<<<<

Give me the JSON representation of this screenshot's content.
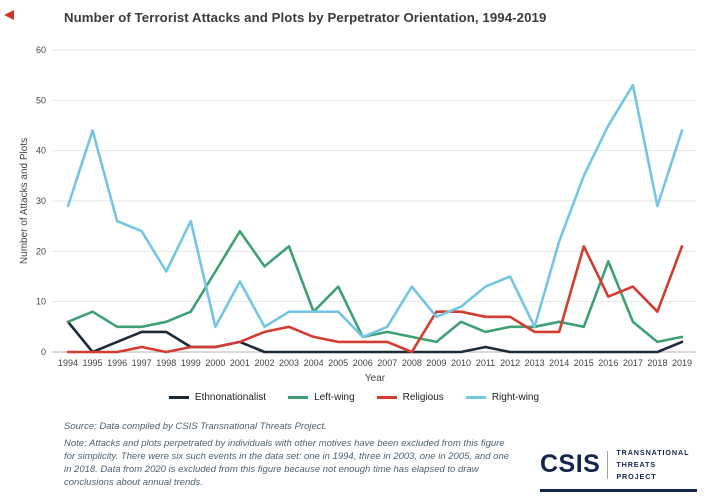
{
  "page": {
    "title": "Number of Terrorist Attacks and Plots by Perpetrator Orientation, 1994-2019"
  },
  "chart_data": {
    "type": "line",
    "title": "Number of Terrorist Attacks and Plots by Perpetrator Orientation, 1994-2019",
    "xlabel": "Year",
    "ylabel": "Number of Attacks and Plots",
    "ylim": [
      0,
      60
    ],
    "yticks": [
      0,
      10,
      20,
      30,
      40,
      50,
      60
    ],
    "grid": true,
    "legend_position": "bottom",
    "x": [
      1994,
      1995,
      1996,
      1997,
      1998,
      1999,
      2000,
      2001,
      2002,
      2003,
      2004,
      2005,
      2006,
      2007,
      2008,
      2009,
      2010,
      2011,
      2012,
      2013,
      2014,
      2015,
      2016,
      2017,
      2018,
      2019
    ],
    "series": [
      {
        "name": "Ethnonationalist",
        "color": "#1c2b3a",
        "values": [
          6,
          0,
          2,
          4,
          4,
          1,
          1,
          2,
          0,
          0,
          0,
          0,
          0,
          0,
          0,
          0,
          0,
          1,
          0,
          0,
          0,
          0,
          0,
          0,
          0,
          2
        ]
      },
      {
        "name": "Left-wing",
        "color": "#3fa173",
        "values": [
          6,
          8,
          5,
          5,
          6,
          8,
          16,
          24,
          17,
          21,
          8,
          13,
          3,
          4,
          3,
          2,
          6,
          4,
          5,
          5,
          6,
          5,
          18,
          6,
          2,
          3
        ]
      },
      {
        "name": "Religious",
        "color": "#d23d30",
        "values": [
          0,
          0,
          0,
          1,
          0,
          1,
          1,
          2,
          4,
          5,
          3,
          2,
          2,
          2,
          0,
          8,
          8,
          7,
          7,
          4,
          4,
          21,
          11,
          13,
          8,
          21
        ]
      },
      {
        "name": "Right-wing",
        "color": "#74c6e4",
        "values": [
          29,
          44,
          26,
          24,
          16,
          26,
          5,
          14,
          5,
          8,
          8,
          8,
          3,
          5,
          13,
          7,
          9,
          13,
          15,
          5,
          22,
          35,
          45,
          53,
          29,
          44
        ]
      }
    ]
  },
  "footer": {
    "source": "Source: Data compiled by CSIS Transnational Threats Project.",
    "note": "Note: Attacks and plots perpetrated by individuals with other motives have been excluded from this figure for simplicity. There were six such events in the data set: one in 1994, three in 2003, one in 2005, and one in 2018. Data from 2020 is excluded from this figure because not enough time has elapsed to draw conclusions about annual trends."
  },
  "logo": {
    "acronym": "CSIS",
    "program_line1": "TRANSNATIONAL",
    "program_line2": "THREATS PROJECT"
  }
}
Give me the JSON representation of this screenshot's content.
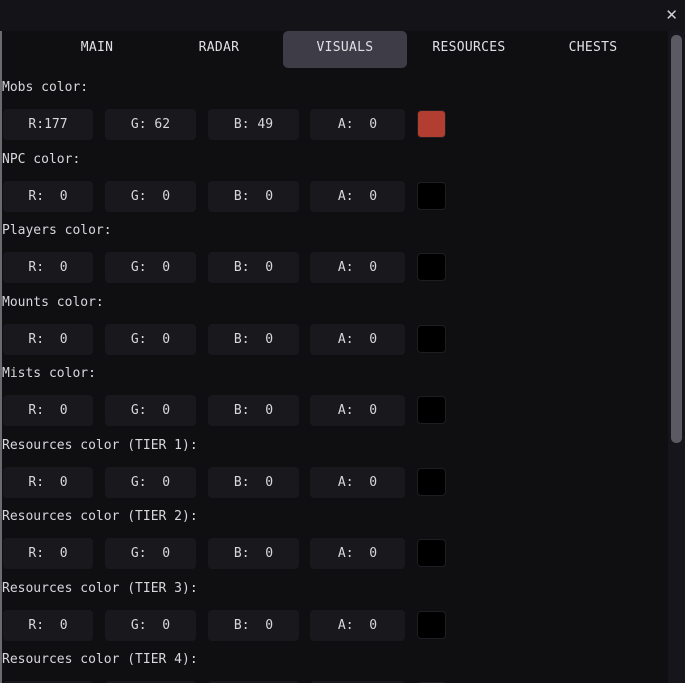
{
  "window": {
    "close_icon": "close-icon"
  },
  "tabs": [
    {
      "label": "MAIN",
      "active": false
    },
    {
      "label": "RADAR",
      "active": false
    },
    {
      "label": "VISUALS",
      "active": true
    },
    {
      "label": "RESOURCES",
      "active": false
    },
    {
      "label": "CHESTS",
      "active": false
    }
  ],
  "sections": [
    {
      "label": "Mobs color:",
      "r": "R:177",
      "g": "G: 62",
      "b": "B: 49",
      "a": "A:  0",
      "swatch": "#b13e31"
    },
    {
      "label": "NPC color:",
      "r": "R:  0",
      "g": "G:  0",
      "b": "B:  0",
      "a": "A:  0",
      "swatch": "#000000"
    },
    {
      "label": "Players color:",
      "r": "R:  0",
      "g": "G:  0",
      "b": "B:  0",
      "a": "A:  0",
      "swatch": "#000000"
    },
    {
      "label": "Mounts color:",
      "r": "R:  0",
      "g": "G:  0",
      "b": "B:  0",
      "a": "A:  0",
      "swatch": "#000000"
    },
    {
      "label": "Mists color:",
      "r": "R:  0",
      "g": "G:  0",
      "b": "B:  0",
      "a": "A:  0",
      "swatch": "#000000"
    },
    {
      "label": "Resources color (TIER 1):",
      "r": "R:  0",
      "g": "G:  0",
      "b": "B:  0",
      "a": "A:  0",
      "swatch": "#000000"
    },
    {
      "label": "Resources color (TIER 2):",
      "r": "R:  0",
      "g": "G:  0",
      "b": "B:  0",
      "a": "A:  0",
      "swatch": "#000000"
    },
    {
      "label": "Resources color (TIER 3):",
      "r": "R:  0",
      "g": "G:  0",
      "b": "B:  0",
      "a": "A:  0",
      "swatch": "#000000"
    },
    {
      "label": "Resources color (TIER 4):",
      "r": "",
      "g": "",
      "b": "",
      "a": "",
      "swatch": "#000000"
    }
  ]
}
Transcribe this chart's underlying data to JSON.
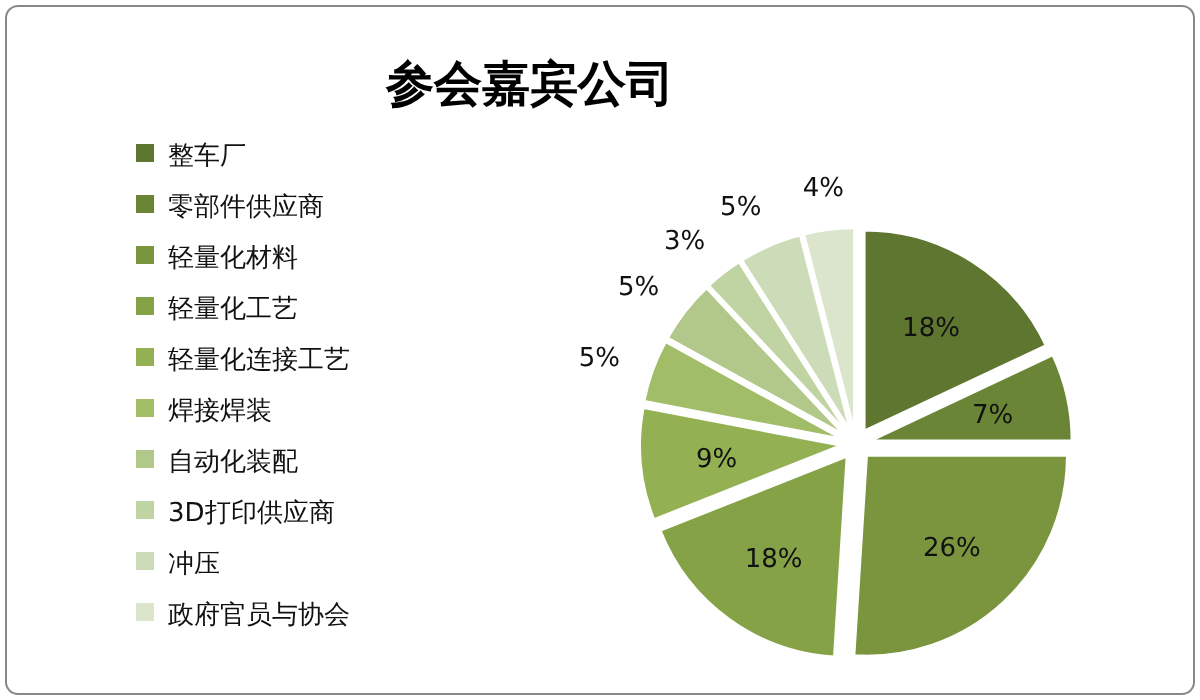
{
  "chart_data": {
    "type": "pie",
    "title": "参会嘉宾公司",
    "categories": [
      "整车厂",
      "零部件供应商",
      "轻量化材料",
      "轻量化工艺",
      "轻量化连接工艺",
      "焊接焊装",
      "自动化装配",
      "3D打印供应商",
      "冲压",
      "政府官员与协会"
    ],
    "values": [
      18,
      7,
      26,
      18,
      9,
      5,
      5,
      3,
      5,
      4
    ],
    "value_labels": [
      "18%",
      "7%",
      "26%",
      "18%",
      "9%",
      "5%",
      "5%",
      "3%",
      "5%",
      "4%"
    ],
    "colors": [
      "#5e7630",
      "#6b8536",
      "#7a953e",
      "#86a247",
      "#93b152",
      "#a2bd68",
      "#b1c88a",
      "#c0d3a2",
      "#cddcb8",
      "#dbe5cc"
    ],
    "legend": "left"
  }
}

>>>>

• [What to do]:
Keep every word of the data as it is when you write it out, but drop the pictures.

• [Finished task]:
Give me the JSON representation of this screenshot's content.
{
  "page": {
    "title": "Number of Terrorist Attacks and Plots by Perpetrator Orientation, 1994-2019"
  },
  "chart_data": {
    "type": "line",
    "title": "Number of Terrorist Attacks and Plots by Perpetrator Orientation, 1994-2019",
    "xlabel": "Year",
    "ylabel": "Number of Attacks and Plots",
    "ylim": [
      0,
      60
    ],
    "yticks": [
      0,
      10,
      20,
      30,
      40,
      50,
      60
    ],
    "grid": true,
    "legend_position": "bottom",
    "x": [
      1994,
      1995,
      1996,
      1997,
      1998,
      1999,
      2000,
      2001,
      2002,
      2003,
      2004,
      2005,
      2006,
      2007,
      2008,
      2009,
      2010,
      2011,
      2012,
      2013,
      2014,
      2015,
      2016,
      2017,
      2018,
      2019
    ],
    "series": [
      {
        "name": "Ethnonationalist",
        "color": "#1c2b3a",
        "values": [
          6,
          0,
          2,
          4,
          4,
          1,
          1,
          2,
          0,
          0,
          0,
          0,
          0,
          0,
          0,
          0,
          0,
          1,
          0,
          0,
          0,
          0,
          0,
          0,
          0,
          2
        ]
      },
      {
        "name": "Left-wing",
        "color": "#3fa173",
        "values": [
          6,
          8,
          5,
          5,
          6,
          8,
          16,
          24,
          17,
          21,
          8,
          13,
          3,
          4,
          3,
          2,
          6,
          4,
          5,
          5,
          6,
          5,
          18,
          6,
          2,
          3
        ]
      },
      {
        "name": "Religious",
        "color": "#d23d30",
        "values": [
          0,
          0,
          0,
          1,
          0,
          1,
          1,
          2,
          4,
          5,
          3,
          2,
          2,
          2,
          0,
          8,
          8,
          7,
          7,
          4,
          4,
          21,
          11,
          13,
          8,
          21
        ]
      },
      {
        "name": "Right-wing",
        "color": "#74c6e4",
        "values": [
          29,
          44,
          26,
          24,
          16,
          26,
          5,
          14,
          5,
          8,
          8,
          8,
          3,
          5,
          13,
          7,
          9,
          13,
          15,
          5,
          22,
          35,
          45,
          53,
          29,
          44
        ]
      }
    ]
  },
  "footer": {
    "source": "Source: Data compiled by CSIS Transnational Threats Project.",
    "note": "Note: Attacks and plots perpetrated by individuals with other motives have been excluded from this figure for simplicity. There were six such events in the data set: one in 1994, three in 2003, one in 2005, and one in 2018. Data from 2020 is excluded from this figure because not enough time has elapsed to draw conclusions about annual trends."
  },
  "logo": {
    "acronym": "CSIS",
    "program_line1": "TRANSNATIONAL",
    "program_line2": "THREATS PROJECT"
  }
}
Give me the JSON representation of this screenshot's content.
{
  "window": {
    "close_icon": "close-icon"
  },
  "tabs": [
    {
      "label": "MAIN",
      "active": false
    },
    {
      "label": "RADAR",
      "active": false
    },
    {
      "label": "VISUALS",
      "active": true
    },
    {
      "label": "RESOURCES",
      "active": false
    },
    {
      "label": "CHESTS",
      "active": false
    }
  ],
  "sections": [
    {
      "label": "Mobs color:",
      "r": "R:177",
      "g": "G: 62",
      "b": "B: 49",
      "a": "A:  0",
      "swatch": "#b13e31"
    },
    {
      "label": "NPC color:",
      "r": "R:  0",
      "g": "G:  0",
      "b": "B:  0",
      "a": "A:  0",
      "swatch": "#000000"
    },
    {
      "label": "Players color:",
      "r": "R:  0",
      "g": "G:  0",
      "b": "B:  0",
      "a": "A:  0",
      "swatch": "#000000"
    },
    {
      "label": "Mounts color:",
      "r": "R:  0",
      "g": "G:  0",
      "b": "B:  0",
      "a": "A:  0",
      "swatch": "#000000"
    },
    {
      "label": "Mists color:",
      "r": "R:  0",
      "g": "G:  0",
      "b": "B:  0",
      "a": "A:  0",
      "swatch": "#000000"
    },
    {
      "label": "Resources color (TIER 1):",
      "r": "R:  0",
      "g": "G:  0",
      "b": "B:  0",
      "a": "A:  0",
      "swatch": "#000000"
    },
    {
      "label": "Resources color (TIER 2):",
      "r": "R:  0",
      "g": "G:  0",
      "b": "B:  0",
      "a": "A:  0",
      "swatch": "#000000"
    },
    {
      "label": "Resources color (TIER 3):",
      "r": "R:  0",
      "g": "G:  0",
      "b": "B:  0",
      "a": "A:  0",
      "swatch": "#000000"
    },
    {
      "label": "Resources color (TIER 4):",
      "r": "",
      "g": "",
      "b": "",
      "a": "",
      "swatch": "#000000"
    }
  ]
}
Transcribe this chart's underlying data to JSON.
{
  "chart_data": {
    "type": "pie",
    "title": "参会嘉宾公司",
    "categories": [
      "整车厂",
      "零部件供应商",
      "轻量化材料",
      "轻量化工艺",
      "轻量化连接工艺",
      "焊接焊装",
      "自动化装配",
      "3D打印供应商",
      "冲压",
      "政府官员与协会"
    ],
    "values": [
      18,
      7,
      26,
      18,
      9,
      5,
      5,
      3,
      5,
      4
    ],
    "value_labels": [
      "18%",
      "7%",
      "26%",
      "18%",
      "9%",
      "5%",
      "5%",
      "3%",
      "5%",
      "4%"
    ],
    "colors": [
      "#5e7630",
      "#6b8536",
      "#7a953e",
      "#86a247",
      "#93b152",
      "#a2bd68",
      "#b1c88a",
      "#c0d3a2",
      "#cddcb8",
      "#dbe5cc"
    ],
    "legend": "left"
  }
}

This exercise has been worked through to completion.